Supplied entries:
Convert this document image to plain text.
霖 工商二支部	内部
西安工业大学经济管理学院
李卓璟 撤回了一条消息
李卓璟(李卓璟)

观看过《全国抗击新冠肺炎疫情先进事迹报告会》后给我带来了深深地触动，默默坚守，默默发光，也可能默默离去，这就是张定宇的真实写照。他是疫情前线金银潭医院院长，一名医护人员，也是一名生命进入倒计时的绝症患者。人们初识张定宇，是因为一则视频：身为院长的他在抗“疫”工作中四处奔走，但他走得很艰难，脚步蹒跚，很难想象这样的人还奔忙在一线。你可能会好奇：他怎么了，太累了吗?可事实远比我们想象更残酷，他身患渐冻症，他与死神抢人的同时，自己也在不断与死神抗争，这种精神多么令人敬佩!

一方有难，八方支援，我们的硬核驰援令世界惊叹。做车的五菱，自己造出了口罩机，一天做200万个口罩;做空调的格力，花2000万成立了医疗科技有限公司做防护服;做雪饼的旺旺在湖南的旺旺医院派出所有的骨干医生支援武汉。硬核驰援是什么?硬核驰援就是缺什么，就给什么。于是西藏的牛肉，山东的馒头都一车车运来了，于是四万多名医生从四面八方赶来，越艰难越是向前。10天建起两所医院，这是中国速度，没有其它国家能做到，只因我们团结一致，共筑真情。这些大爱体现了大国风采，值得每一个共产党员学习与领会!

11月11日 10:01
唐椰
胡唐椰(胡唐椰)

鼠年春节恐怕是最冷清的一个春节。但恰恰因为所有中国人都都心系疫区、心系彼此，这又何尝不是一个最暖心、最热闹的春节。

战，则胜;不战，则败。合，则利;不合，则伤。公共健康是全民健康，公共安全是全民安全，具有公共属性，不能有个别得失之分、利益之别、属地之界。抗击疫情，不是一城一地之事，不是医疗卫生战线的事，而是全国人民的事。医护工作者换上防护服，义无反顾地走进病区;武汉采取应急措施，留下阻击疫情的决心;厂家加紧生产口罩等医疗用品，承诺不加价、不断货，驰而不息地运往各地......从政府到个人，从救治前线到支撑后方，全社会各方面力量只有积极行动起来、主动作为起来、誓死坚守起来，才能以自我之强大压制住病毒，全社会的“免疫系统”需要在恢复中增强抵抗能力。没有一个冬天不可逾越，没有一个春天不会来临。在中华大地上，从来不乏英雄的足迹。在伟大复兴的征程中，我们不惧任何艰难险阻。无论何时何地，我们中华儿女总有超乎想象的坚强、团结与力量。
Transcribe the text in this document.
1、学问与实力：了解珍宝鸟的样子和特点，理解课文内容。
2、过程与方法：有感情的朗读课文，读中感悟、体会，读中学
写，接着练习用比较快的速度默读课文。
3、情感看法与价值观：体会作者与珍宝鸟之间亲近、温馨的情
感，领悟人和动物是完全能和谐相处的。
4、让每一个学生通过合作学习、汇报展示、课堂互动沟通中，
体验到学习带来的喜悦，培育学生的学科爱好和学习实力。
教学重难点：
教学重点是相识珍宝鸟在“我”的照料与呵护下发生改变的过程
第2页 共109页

Problem to work on:
The records above must be repeated exactly, every one of them.

In response:
Convert this document image to plain text.
霖 工商二支部	内部
西安工业大学经济管理学院
李卓璟 撤回了一条消息
李卓璟(李卓璟)

观看过《全国抗击新冠肺炎疫情先进事迹报告会》后给我带来了深深地触动，默默坚守，默默发光，也可能默默离去，这就是张定宇的真实写照。他是疫情前线金银潭医院院长，一名医护人员，也是一名生命进入倒计时的绝症患者。人们初识张定宇，是因为一则视频：身为院长的他在抗“疫”工作中四处奔走，但他走得很艰难，脚步蹒跚，很难想象这样的人还奔忙在一线。你可能会好奇：他怎么了，太累了吗?可事实远比我们想象更残酷，他身患渐冻症，他与死神抢人的同时，自己也在不断与死神抗争，这种精神多么令人敬佩!

一方有难，八方支援，我们的硬核驰援令世界惊叹。做车的五菱，自己造出了口罩机，一天做200万个口罩;做空调的格力，花2000万成立了医疗科技有限公司做防护服;做雪饼的旺旺在湖南的旺旺医院派出所有的骨干医生支援武汉。硬核驰援是什么?硬核驰援就是缺什么，就给什么。于是西藏的牛肉，山东的馒头都一车车运来了，于是四万多名医生从四面八方赶来，越艰难越是向前。10天建起两所医院，这是中国速度，没有其它国家能做到，只因我们团结一致，共筑真情。这些大爱体现了大国风采，值得每一个共产党员学习与领会!

11月11日 10:01
唐椰
胡唐椰(胡唐椰)

鼠年春节恐怕是最冷清的一个春节。但恰恰因为所有中国人都都心系疫区、心系彼此，这又何尝不是一个最暖心、最热闹的春节。

战，则胜;不战，则败。合，则利;不合，则伤。公共健康是全民健康，公共安全是全民安全，具有公共属性，不能有个别得失之分、利益之别、属地之界。抗击疫情，不是一城一地之事，不是医疗卫生战线的事，而是全国人民的事。医护工作者换上防护服，义无反顾地走进病区;武汉采取应急措施，留下阻击疫情的决心;厂家加紧生产口罩等医疗用品，承诺不加价、不断货，驰而不息地运往各地......从政府到个人，从救治前线到支撑后方，全社会各方面力量只有积极行动起来、主动作为起来、誓死坚守起来，才能以自我之强大压制住病毒，全社会的“免疫系统”需要在恢复中增强抵抗能力。没有一个冬天不可逾越，没有一个春天不会来临。在中华大地上，从来不乏英雄的足迹。在伟大复兴的征程中，我们不惧任何艰难险阻。无论何时何地，我们中华儿女总有超乎想象的坚强、团结与力量。
Transcribe the text in this document.
1、学问与实力：了解珍宝鸟的样子和特点，理解课文内容。
2、过程与方法：有感情的朗读课文，读中感悟、体会，读中学
写，接着练习用比较快的速度默读课文。
3、情感看法与价值观：体会作者与珍宝鸟之间亲近、温馨的情
感，领悟人和动物是完全能和谐相处的。
4、让每一个学生通过合作学习、汇报展示、课堂互动沟通中，
体验到学习带来的喜悦，培育学生的学科爱好和学习实力。
教学重难点：
教学重点是相识珍宝鸟在“我”的照料与呵护下发生改变的过程
第2页 共109页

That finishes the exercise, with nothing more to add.